Challenge: Report how many lines hold the word "Home"; answer with the number alone.

Extracted data entries:
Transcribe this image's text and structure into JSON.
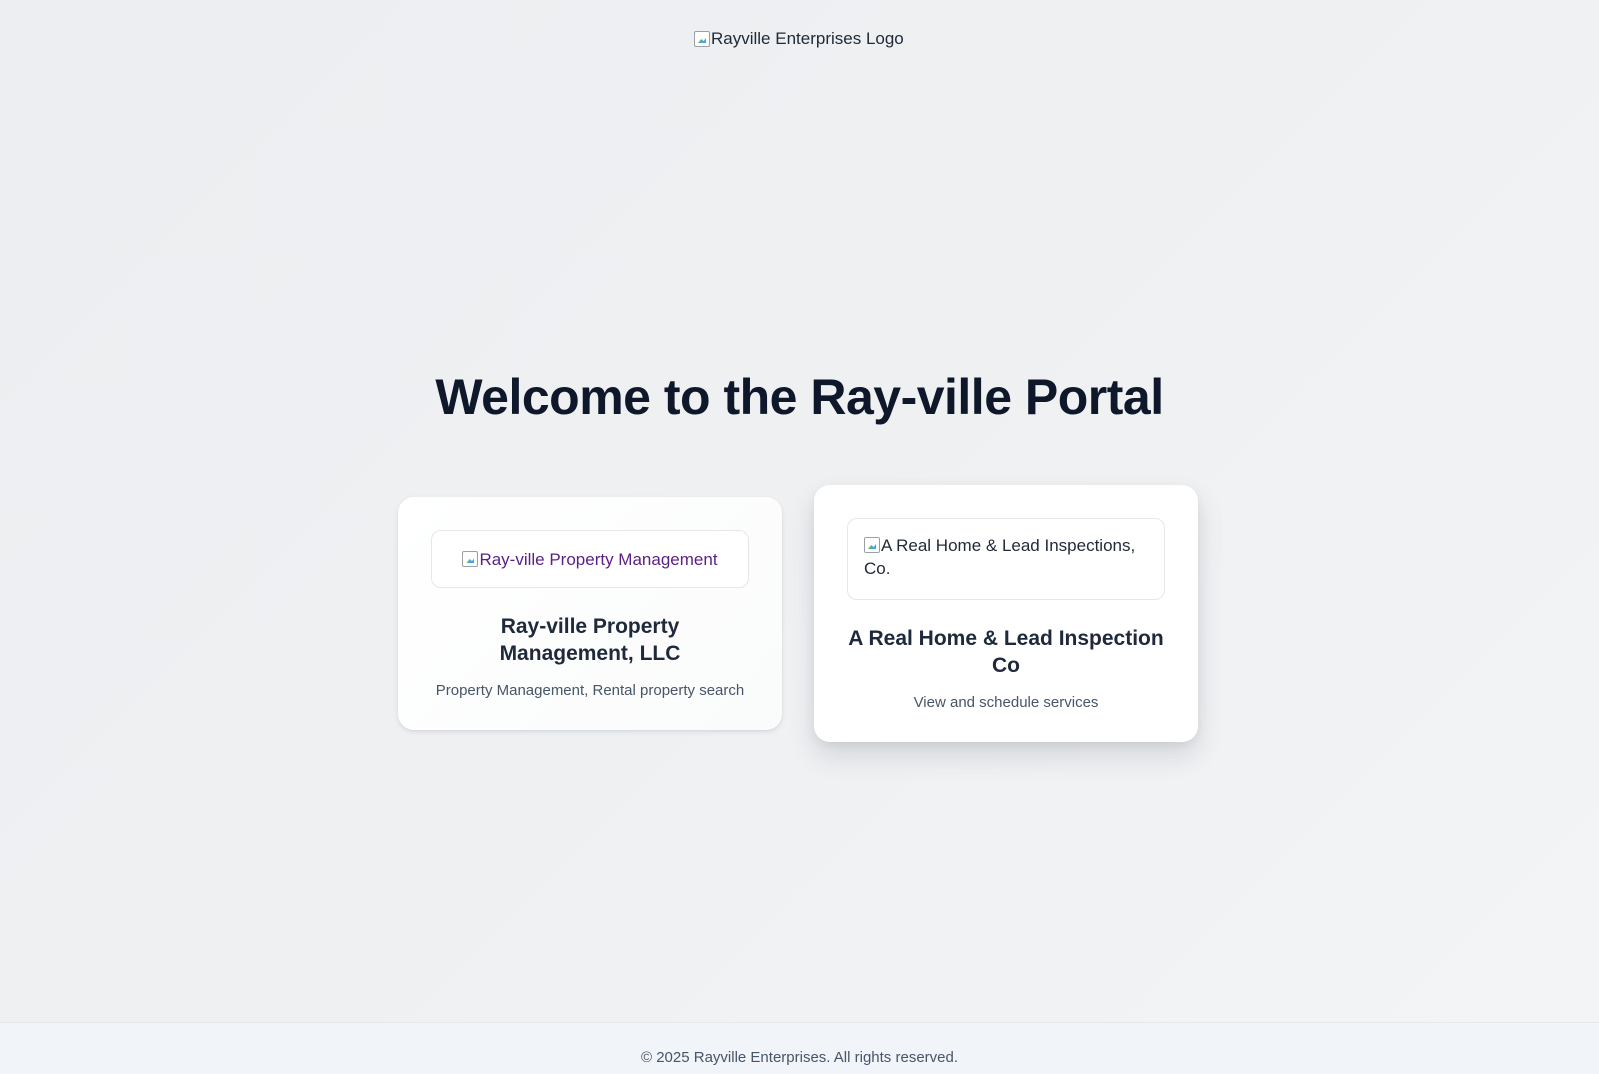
{
  "header": {
    "logo_alt": "Rayville Enterprises Logo"
  },
  "main": {
    "title": "Welcome to the Ray-ville Portal",
    "cards": [
      {
        "image_alt": "Ray-ville Property Management",
        "title": "Ray-ville Property Management, LLC",
        "description": "Property Management, Rental property search"
      },
      {
        "image_alt": "A Real Home & Lead Inspections, Co.",
        "title": "A Real Home & Lead Inspection Co",
        "description": "View and schedule services"
      }
    ]
  },
  "footer": {
    "copyright": "© 2025 Rayville Enterprises. All rights reserved."
  }
}
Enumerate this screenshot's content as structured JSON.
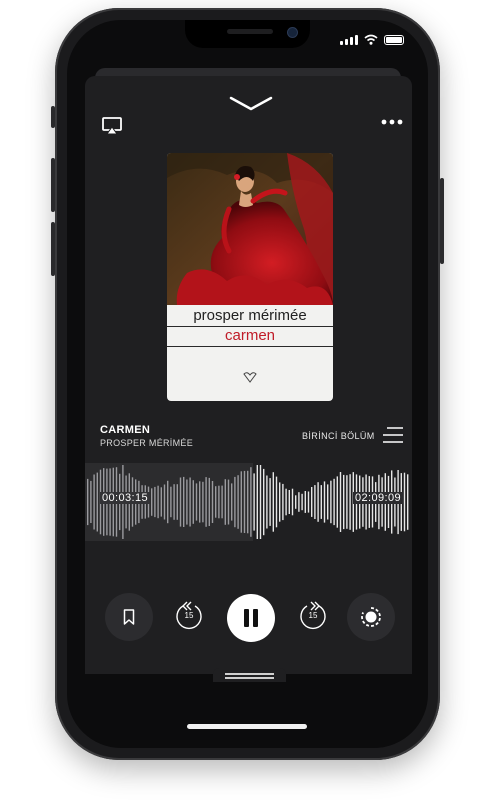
{
  "colors": {
    "background": "#1f1f21",
    "accent": "#ffffff",
    "cover_title": "#c01c28"
  },
  "header": {
    "icons": [
      "airplay-icon",
      "chevron-down-icon",
      "more-icon"
    ]
  },
  "book": {
    "cover_author": "prosper mérimée",
    "cover_title": "carmen",
    "title": "CARMEN",
    "author": "PROSPER MÉRİMÉE"
  },
  "chapter": {
    "label": "BİRİNCİ BÖLÜM",
    "icon": "chapter-list-icon"
  },
  "progress": {
    "current": "00:03:15",
    "total": "02:09:09",
    "fraction": 0.025
  },
  "controls": {
    "rewind_seconds": "15",
    "forward_seconds": "15",
    "icons": [
      "bookmark-icon",
      "rewind-icon",
      "pause-icon",
      "forward-icon",
      "speed-icon"
    ]
  }
}
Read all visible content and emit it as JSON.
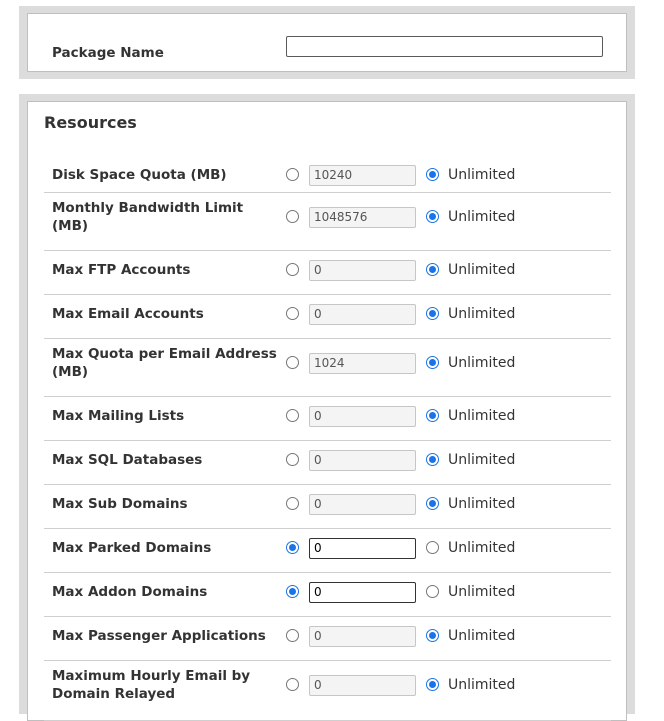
{
  "package": {
    "label": "Package Name",
    "value": ""
  },
  "resources": {
    "title": "Resources",
    "unlimited_label": "Unlimited",
    "rows": [
      {
        "label": "Disk Space Quota (MB)",
        "value": "10240",
        "unlimited": true
      },
      {
        "label": "Monthly Bandwidth Limit (MB)",
        "value": "1048576",
        "unlimited": true
      },
      {
        "label": "Max FTP Accounts",
        "value": "0",
        "unlimited": true
      },
      {
        "label": "Max Email Accounts",
        "value": "0",
        "unlimited": true
      },
      {
        "label": "Max Quota per Email Address (MB)",
        "value": "1024",
        "unlimited": true
      },
      {
        "label": "Max Mailing Lists",
        "value": "0",
        "unlimited": true
      },
      {
        "label": "Max SQL Databases",
        "value": "0",
        "unlimited": true
      },
      {
        "label": "Max Sub Domains",
        "value": "0",
        "unlimited": true
      },
      {
        "label": "Max Parked Domains",
        "value": "0",
        "unlimited": false
      },
      {
        "label": "Max Addon Domains",
        "value": "0",
        "unlimited": false
      },
      {
        "label": "Max Passenger Applications",
        "value": "0",
        "unlimited": true
      },
      {
        "label": "Maximum Hourly Email by Domain Relayed",
        "value": "0",
        "unlimited": true
      }
    ]
  }
}
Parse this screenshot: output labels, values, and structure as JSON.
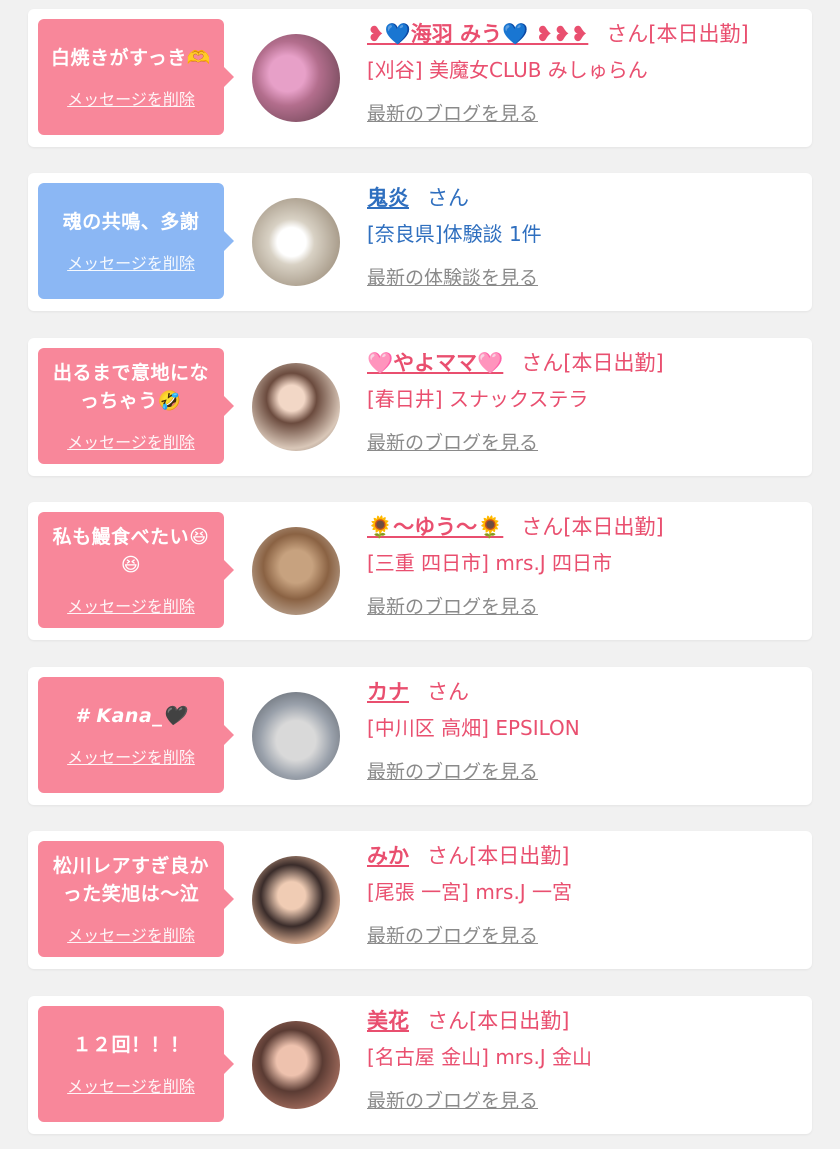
{
  "colors": {
    "pink_accent": "#e94f6f",
    "pink_bubble": "#f8879a",
    "blue_accent": "#2f6fbf",
    "blue_bubble": "#8bb7f4",
    "link_gray": "#8a8a8a"
  },
  "delete_label": "メッセージを削除",
  "items": [
    {
      "theme": "pink",
      "message": "白焼きがすっき🫶",
      "name": "❥💙海羽 みう💙 ❥❥❥",
      "suffix": "さん[本日出勤]",
      "shop": "[刈谷] 美魔女CLUB みしゅらん",
      "link": "最新のブログを見る",
      "avatar": "avatar-photo"
    },
    {
      "theme": "blue",
      "message": "魂の共鳴、多謝",
      "name": "鬼炎",
      "suffix": "さん",
      "shop": "[奈良県]体験談 1件",
      "link": "最新の体験談を見る",
      "avatar": "avatar-photo"
    },
    {
      "theme": "pink",
      "message": "出るまで意地にな\nっちゃう🤣",
      "name": "🩷やよママ🩷",
      "suffix": "さん[本日出勤]",
      "shop": "[春日井] スナックステラ",
      "link": "最新のブログを見る",
      "avatar": "avatar-photo"
    },
    {
      "theme": "pink",
      "message": "私も鰻食べたい😆\n😆",
      "name": "🌻〜ゆう〜🌻",
      "suffix": "さん[本日出勤]",
      "shop": "[三重 四日市] mrs.J 四日市",
      "link": "最新のブログを見る",
      "avatar": "avatar-photo"
    },
    {
      "theme": "pink",
      "message": "# Kana_🖤",
      "name": "カナ",
      "suffix": "さん",
      "shop": "[中川区 高畑] EPSILON",
      "link": "最新のブログを見る",
      "avatar": "avatar-photo"
    },
    {
      "theme": "pink",
      "message": "松川レアすぎ良か\nった笑旭は〜泣",
      "name": "みか",
      "suffix": "さん[本日出勤]",
      "shop": "[尾張 一宮] mrs.J 一宮",
      "link": "最新のブログを見る",
      "avatar": "avatar-photo"
    },
    {
      "theme": "pink",
      "message": "１２回！！！",
      "name": "美花",
      "suffix": "さん[本日出勤]",
      "shop": "[名古屋 金山] mrs.J 金山",
      "link": "最新のブログを見る",
      "avatar": "avatar-photo"
    }
  ]
}
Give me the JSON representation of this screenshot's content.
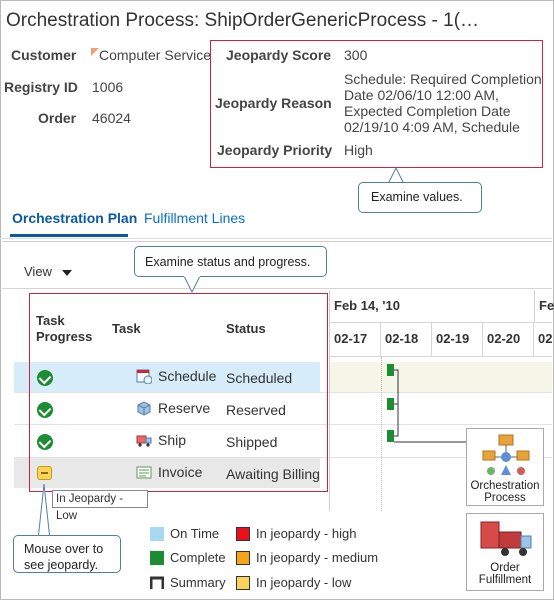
{
  "header": {
    "title": "Orchestration Process: ShipOrderGenericProcess - 1(…",
    "customer_label": "Customer",
    "customer_value": "Computer Service",
    "registry_label": "Registry ID",
    "registry_value": "1006",
    "order_label": "Order",
    "order_value": "46024",
    "jeopardy_score_label": "Jeopardy Score",
    "jeopardy_score_value": "300",
    "jeopardy_reason_label": "Jeopardy Reason",
    "jeopardy_reason_lines": [
      "Schedule: Required Completion",
      "Date 02/06/10 12:00 AM,",
      "Expected Completion Date",
      "02/19/10 4:09 AM, Schedule"
    ],
    "jeopardy_priority_label": "Jeopardy Priority",
    "jeopardy_priority_value": "High"
  },
  "callouts": {
    "examine_values": "Examine values.",
    "examine_status": "Examine status and progress.",
    "mouse_over": [
      "Mouse over  to",
      "see jeopardy."
    ]
  },
  "tabs": [
    {
      "label": "Orchestration Plan",
      "active": true
    },
    {
      "label": "Fulfillment Lines",
      "active": false
    }
  ],
  "toolbar": {
    "view_label": "View"
  },
  "table": {
    "headers": {
      "progress": [
        "Task",
        "Progress"
      ],
      "task": "Task",
      "status": "Status"
    },
    "rows": [
      {
        "task": "Schedule",
        "status": "Scheduled",
        "progress": "complete",
        "icon": "calendar-icon"
      },
      {
        "task": "Reserve",
        "status": "Reserved",
        "progress": "complete",
        "icon": "box-icon"
      },
      {
        "task": "Ship",
        "status": "Shipped",
        "progress": "complete",
        "icon": "truck-icon"
      },
      {
        "task": "Invoice",
        "status": "Awaiting Billing",
        "progress": "in-jeopardy-low",
        "icon": "invoice-icon"
      }
    ],
    "tooltip": "In Jeopardy - Low"
  },
  "gantt": {
    "week_label": "Feb 14, '10",
    "week_label_next": "Fe",
    "days": [
      "02-17",
      "02-18",
      "02-19",
      "02-20",
      "02"
    ]
  },
  "legend": [
    {
      "label": "On Time",
      "color": "#a9d8f2"
    },
    {
      "label": "In jeopardy - high",
      "color": "#e8101a"
    },
    {
      "label": "Complete",
      "color": "#1e8c32"
    },
    {
      "label": "In jeopardy - medium",
      "color": "#f5a51c"
    },
    {
      "label": "Summary",
      "color": "#333333"
    },
    {
      "label": "In jeopardy - low",
      "color": "#f9d35a"
    }
  ],
  "side_buttons": {
    "orchestration_process": [
      "Orchestration",
      "Process"
    ],
    "order_fulfillment": [
      "Order",
      "Fulfillment"
    ]
  }
}
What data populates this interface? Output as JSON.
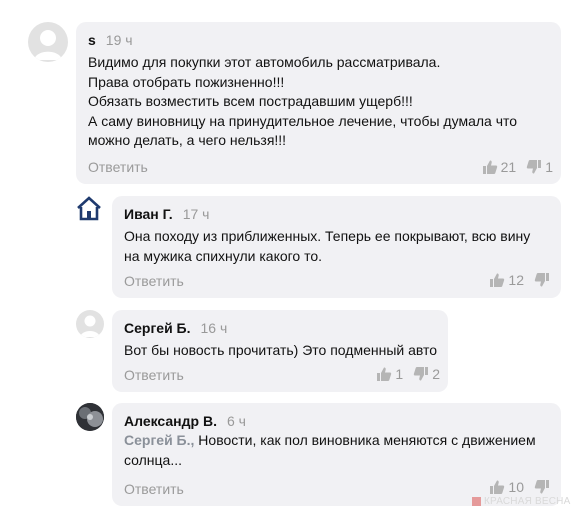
{
  "comments": [
    {
      "author": "s",
      "time": "19 ч",
      "lines": [
        "Видимо для покупки этот автомобиль рассматривала.",
        "Права отобрать пожизненно!!!",
        "Обязать возместить всем пострадавшим ущерб!!!",
        "А саму виновницу на принудительное лечение, чтобы думала что",
        "можно делать, а чего нельзя!!!"
      ],
      "reply_label": "Ответить",
      "likes": "21",
      "dislikes": "1",
      "avatar_icon": "default-avatar-icon"
    },
    {
      "author": "Иван Г.",
      "time": "17 ч",
      "lines": [
        "Она походу из приближенных. Теперь ее покрывают, всю вину",
        "на мужика спихнули какого то."
      ],
      "reply_label": "Ответить",
      "likes": "12",
      "dislikes": "",
      "avatar_icon": "house-icon"
    },
    {
      "author": "Сергей Б.",
      "time": "16 ч",
      "lines": [
        "Вот бы новость прочитать) Это подменный авто"
      ],
      "reply_label": "Ответить",
      "likes": "1",
      "dislikes": "2",
      "avatar_icon": "default-avatar-icon"
    },
    {
      "author": "Александр В.",
      "time": "6 ч",
      "reply_to": "Сергей Б.,",
      "lines": [
        " Новости, как  пол виновника меняются с движением",
        "солнца..."
      ],
      "reply_label": "Ответить",
      "likes": "10",
      "dislikes": "",
      "avatar_icon": "photo-avatar"
    }
  ],
  "watermark": "КРАСНАЯ ВЕСНА",
  "colors": {
    "bubble": "#f1f1f4",
    "muted": "#9a9a9a",
    "house_icon": "#1f3a6e"
  }
}
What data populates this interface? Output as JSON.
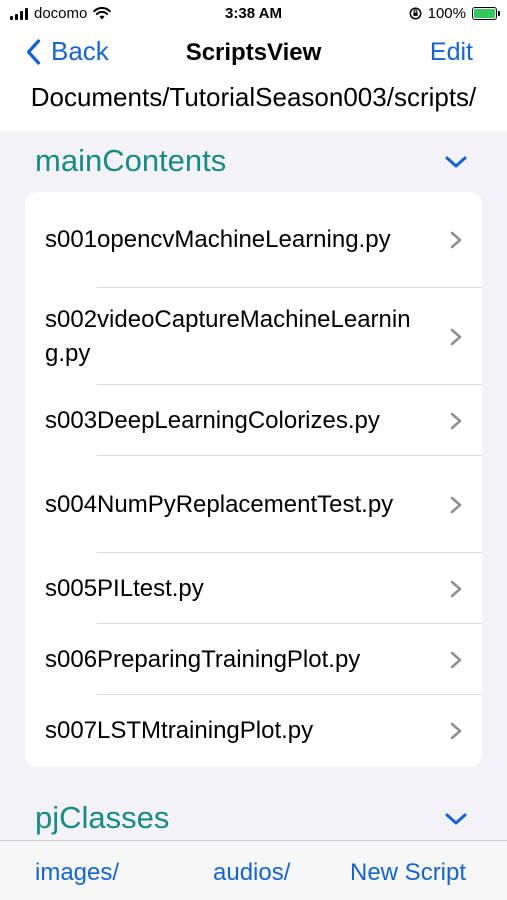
{
  "status_bar": {
    "carrier": "docomo",
    "time": "3:38 AM",
    "battery": "100%",
    "battery_level": 1.0
  },
  "nav": {
    "back_label": "Back",
    "title": "ScriptsView",
    "edit_label": "Edit"
  },
  "path": "Documents/TutorialSeason003/scripts/",
  "sections": [
    {
      "title": "mainContents",
      "items": [
        {
          "label": "s001opencvMachineLearning.py"
        },
        {
          "label": "s002videoCaptureMachineLearning.py"
        },
        {
          "label": "s003DeepLearningColorizes.py"
        },
        {
          "label": "s004NumPyReplacementTest.py"
        },
        {
          "label": "s005PILtest.py"
        },
        {
          "label": "s006PreparingTrainingPlot.py"
        },
        {
          "label": "s007LSTMtrainingPlot.py"
        }
      ]
    },
    {
      "title": "pjClasses",
      "items": []
    }
  ],
  "tab_bar": {
    "images_label": "images/",
    "audios_label": "audios/",
    "new_script_label": "New Script"
  },
  "colors": {
    "accent": "#1464d2",
    "section_title": "#1a8a86",
    "background": "#f2f2f7",
    "battery": "#34c759"
  }
}
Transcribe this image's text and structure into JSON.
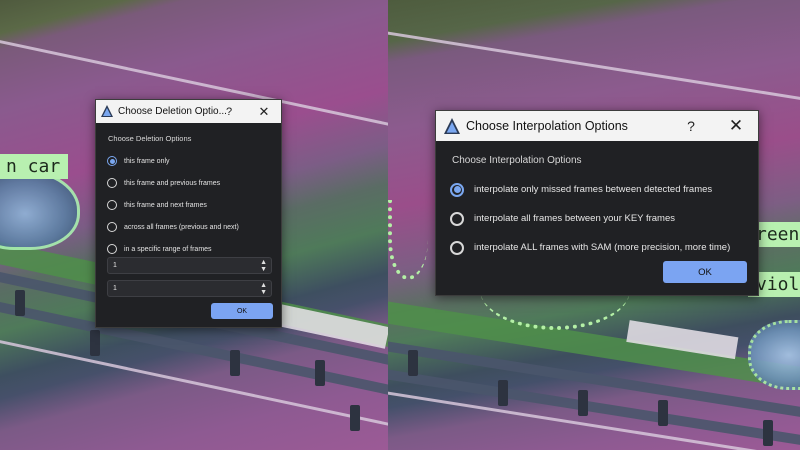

Exercise answer: 2